EXTRACTED RECORDS:

>> Begin

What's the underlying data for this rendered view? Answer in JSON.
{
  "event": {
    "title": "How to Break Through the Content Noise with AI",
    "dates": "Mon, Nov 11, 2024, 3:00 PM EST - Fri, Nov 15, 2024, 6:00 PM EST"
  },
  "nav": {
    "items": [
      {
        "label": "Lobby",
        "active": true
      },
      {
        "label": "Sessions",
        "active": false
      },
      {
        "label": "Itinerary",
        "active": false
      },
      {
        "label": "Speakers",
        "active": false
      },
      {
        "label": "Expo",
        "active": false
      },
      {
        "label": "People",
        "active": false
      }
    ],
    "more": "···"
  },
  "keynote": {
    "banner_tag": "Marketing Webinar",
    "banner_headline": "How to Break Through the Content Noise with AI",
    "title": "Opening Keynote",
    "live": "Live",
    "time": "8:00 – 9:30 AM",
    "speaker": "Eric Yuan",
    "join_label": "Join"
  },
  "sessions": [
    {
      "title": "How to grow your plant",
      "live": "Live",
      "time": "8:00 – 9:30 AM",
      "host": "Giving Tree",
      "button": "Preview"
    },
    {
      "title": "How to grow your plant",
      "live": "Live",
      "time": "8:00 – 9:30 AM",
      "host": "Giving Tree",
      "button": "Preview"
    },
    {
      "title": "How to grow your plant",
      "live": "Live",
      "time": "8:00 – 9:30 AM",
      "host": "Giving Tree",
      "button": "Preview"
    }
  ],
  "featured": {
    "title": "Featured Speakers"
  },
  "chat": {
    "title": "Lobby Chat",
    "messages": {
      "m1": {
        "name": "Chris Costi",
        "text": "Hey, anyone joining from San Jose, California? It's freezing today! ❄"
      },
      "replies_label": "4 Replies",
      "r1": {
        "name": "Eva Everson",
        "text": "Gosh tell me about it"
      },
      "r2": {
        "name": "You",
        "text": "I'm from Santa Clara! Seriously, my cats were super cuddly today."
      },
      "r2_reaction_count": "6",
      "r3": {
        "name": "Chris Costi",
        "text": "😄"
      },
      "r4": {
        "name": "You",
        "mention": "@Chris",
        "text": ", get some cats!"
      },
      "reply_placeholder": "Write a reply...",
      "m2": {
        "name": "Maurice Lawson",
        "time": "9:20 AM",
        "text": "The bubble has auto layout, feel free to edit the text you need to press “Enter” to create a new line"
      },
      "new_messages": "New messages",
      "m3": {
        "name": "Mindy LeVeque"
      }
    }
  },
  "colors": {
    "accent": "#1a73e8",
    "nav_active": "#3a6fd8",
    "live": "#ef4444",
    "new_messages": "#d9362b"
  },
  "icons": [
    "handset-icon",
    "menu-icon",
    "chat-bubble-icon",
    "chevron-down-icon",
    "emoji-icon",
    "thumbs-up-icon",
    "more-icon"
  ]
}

>> End

GIVEN TASK: Scan the listing above and copy all lines containing the word "bubble".

RESULT OF THE TASK:
        "text": "The bubble has auto layout, feel free to edit the text you need to press “Enter” to create a new line"
    "chat-bubble-icon",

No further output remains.